» **What the exercise asks**:
Look over the lines below. Report each one that includes the string "已知函数".

» **Record list**:
##########

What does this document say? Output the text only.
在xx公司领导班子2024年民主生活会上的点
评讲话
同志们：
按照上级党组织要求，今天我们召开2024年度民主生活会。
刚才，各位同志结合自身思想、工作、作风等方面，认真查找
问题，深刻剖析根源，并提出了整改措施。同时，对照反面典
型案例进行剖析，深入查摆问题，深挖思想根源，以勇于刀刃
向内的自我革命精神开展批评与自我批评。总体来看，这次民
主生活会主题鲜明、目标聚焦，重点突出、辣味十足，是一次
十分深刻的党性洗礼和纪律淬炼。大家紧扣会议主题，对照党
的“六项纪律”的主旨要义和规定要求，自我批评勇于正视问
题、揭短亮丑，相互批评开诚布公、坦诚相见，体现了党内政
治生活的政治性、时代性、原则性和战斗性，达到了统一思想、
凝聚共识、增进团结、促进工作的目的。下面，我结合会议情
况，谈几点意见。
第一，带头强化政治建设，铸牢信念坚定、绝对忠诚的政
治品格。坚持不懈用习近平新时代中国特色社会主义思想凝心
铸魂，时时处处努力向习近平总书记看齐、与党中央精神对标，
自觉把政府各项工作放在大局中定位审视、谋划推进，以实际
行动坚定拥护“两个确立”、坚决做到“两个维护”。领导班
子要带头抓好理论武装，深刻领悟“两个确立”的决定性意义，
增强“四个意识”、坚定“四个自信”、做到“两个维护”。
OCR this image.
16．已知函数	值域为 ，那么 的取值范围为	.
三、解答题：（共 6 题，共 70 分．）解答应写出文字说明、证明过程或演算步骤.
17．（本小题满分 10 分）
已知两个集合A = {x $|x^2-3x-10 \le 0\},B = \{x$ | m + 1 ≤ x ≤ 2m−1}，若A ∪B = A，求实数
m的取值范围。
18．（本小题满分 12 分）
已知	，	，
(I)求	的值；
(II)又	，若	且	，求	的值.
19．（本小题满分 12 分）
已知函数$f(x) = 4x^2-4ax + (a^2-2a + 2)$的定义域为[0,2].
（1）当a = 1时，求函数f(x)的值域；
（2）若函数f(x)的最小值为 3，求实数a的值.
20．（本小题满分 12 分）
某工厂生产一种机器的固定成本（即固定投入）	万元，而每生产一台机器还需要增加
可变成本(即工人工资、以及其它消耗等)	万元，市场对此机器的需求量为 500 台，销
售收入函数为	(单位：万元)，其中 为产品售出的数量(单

##########

» **Answer to this exercise**:
16．已知函数	值域为 ，那么 的取值范围为	.
已知函数$f(x) = 4x^2-4ax + (a^2-2a + 2)$的定义域为[0,2].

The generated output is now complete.